AIM 1 -
Starting at the first of the records and ending with the line that contains "answer-line[interactable] <box>161 418", inclusive, rename "Amadea" to "Amanda" and reproduce those lines with nothing else changed.
━━━━━━━━
By Kristen Hays and Anna Driver

April 29 (Reuters) - Valero Energy Corp, the largest U.S. independent refiner, said cheap inland U.S. crude oil boosted its first-quarter profits and also prompted rate cuts at a pair of plants that can only run so much of it.

Valero and other refiners' profit margins have been fattened by ample supplies of oil produced from U.S. shale formations. Those market conditions have continued into the second quarter and are likely to boost earnings as companies make investments and adjustments to their plants to process more of the crude.

"We see a trend toward the crude getting lighter and it has caused some operating issues for us, some constraints where we have to cut rates," Gary Simmons, corporate vice president of crude, feedstock, supply and trading, told analysts on Tuesday during the company's quarterly earnings call.

Booming inland U.S. crude output is largely light sweet, which can prompt refiners to cut rates if plants are not re-configured to run more than they have traditionally run.

Valero is building special "crude topper" units at its Houston and Corpus Christi refineries to increase light-sweet crude processing capabilities, and has added a similar unit to its Three Rivers refinery to do the same.
━━━━━━━━
AIM 2 -
Answer from the article on Valero:
(a) What is Gary Simmons's title at the company?
(b) What type of crude is booming inland U.S. output largely?
(c) At which two refineries is Valero building "crude topper" units?

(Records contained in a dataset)
━━━━━━━━
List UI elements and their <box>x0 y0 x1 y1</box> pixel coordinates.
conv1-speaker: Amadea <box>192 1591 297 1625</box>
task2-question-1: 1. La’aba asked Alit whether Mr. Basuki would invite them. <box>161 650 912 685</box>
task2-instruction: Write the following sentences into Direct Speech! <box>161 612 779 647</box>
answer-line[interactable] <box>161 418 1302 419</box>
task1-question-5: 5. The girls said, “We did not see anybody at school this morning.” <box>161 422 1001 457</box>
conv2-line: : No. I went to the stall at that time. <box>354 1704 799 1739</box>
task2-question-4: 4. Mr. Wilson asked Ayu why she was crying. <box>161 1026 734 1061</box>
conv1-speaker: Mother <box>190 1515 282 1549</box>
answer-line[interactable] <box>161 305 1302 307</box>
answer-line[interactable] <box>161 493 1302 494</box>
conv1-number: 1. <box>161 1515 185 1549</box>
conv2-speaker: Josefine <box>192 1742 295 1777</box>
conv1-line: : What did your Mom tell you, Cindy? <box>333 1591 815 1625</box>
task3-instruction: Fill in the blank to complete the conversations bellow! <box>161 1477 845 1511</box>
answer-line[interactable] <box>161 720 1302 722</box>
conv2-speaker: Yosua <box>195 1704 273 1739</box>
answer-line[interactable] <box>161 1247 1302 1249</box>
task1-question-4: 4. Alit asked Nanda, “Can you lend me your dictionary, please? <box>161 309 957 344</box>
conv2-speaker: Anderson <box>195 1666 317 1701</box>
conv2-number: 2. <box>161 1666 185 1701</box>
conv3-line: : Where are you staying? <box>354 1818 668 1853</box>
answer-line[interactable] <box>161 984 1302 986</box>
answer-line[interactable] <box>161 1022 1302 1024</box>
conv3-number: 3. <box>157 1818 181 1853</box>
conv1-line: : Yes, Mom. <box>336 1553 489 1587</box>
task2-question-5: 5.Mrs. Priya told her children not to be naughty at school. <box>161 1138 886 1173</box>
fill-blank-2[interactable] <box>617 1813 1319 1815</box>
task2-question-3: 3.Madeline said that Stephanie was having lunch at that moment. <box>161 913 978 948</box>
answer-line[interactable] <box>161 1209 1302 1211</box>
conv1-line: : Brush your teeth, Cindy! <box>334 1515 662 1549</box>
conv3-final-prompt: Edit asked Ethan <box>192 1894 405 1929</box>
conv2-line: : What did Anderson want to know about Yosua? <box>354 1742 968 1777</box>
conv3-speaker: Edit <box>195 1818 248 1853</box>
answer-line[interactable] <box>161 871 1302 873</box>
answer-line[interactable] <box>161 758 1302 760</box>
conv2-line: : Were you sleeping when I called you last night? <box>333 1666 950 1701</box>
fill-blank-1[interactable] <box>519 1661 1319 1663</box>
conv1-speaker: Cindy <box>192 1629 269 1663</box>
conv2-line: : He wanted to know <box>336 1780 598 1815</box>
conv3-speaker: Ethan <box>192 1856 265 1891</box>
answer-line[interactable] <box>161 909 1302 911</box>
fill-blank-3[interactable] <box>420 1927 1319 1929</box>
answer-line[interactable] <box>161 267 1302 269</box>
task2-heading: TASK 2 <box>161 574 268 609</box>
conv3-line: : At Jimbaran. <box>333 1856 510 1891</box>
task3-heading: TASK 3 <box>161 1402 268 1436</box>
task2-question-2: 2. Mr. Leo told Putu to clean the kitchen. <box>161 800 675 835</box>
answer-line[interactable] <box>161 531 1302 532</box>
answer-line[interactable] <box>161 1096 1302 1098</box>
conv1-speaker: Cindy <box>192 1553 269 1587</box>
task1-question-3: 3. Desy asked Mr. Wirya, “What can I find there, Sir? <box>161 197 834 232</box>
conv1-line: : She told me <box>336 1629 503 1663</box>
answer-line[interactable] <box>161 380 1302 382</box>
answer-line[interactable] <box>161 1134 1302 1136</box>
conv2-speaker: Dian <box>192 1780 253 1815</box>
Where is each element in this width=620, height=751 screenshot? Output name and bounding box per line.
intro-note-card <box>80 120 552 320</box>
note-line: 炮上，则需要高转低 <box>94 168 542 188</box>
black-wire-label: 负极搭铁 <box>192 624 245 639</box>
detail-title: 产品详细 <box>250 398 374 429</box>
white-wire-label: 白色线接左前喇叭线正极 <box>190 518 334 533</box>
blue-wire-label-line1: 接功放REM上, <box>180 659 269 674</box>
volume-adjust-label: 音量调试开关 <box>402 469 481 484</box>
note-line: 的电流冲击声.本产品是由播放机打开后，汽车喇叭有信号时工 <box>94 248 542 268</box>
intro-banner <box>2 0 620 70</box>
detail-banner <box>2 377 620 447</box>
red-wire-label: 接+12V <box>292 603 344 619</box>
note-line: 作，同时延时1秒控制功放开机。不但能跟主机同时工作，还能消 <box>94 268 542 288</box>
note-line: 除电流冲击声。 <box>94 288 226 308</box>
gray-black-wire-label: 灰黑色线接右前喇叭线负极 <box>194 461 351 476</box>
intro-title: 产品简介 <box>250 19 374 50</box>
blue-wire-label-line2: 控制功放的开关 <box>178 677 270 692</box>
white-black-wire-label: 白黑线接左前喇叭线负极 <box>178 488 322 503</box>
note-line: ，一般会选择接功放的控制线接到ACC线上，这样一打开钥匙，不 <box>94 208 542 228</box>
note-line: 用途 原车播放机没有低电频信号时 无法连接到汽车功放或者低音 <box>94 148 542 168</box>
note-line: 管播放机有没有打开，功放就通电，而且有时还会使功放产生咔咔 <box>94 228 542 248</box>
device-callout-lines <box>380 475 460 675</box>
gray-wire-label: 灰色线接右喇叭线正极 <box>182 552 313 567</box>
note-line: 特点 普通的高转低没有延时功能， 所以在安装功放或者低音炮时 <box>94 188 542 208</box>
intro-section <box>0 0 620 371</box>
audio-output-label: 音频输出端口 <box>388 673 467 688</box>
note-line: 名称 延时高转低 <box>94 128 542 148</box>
━━━━━━━━
RESPONSE 1 -
List UI elements and their <box>x0 y0 x1 y1</box> pixel coordinates.
conv1-speaker: Amanda <box>192 1591 297 1625</box>
task2-question-1: 1. La’aba asked Alit whether Mr. Basuki would invite them. <box>161 650 912 685</box>
task2-instruction: Write the following sentences into Direct Speech! <box>161 612 779 647</box>
answer-line[interactable] <box>161 418 1302 419</box>

RESPONSE 2 -
(a) Corporate vice president of crude, feedstock, supply and trading
(b) Light sweet
(c) Houston and Corpus Christi